REQUIRED TASK: Transcribe every line of the records verbatim.

INPUT MATERIAL:
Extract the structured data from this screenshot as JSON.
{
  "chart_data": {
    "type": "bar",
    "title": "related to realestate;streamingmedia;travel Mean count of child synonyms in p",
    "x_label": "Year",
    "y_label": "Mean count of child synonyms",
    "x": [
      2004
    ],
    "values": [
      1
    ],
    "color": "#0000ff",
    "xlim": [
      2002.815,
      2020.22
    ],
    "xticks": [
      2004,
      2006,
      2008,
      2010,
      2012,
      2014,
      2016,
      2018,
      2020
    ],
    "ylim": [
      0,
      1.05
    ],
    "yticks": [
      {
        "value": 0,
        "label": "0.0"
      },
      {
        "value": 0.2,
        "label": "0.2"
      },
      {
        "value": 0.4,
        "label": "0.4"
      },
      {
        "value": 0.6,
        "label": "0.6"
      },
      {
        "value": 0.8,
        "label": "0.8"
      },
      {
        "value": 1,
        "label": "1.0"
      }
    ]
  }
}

TASK SOLUTION:
Extract the structured data from this screenshot as JSON.
{
  "chart_data": {
    "type": "bar",
    "title": "related to realestate;streamingmedia;travel Mean count of child synonyms in p",
    "x_label": "Year",
    "y_label": "Mean count of child synonyms",
    "x": [
      2004
    ],
    "values": [
      1
    ],
    "color": "#0000ff",
    "xlim": [
      2002.815,
      2020.22
    ],
    "xticks": [
      2004,
      2006,
      2008,
      2010,
      2012,
      2014,
      2016,
      2018,
      2020
    ],
    "ylim": [
      0,
      1.05
    ],
    "yticks": [
      {
        "value": 0,
        "label": "0.0"
      },
      {
        "value": 0.2,
        "label": "0.2"
      },
      {
        "value": 0.4,
        "label": "0.4"
      },
      {
        "value": 0.6,
        "label": "0.6"
      },
      {
        "value": 0.8,
        "label": "0.8"
      },
      {
        "value": 1,
        "label": "1.0"
      }
    ]
  }
}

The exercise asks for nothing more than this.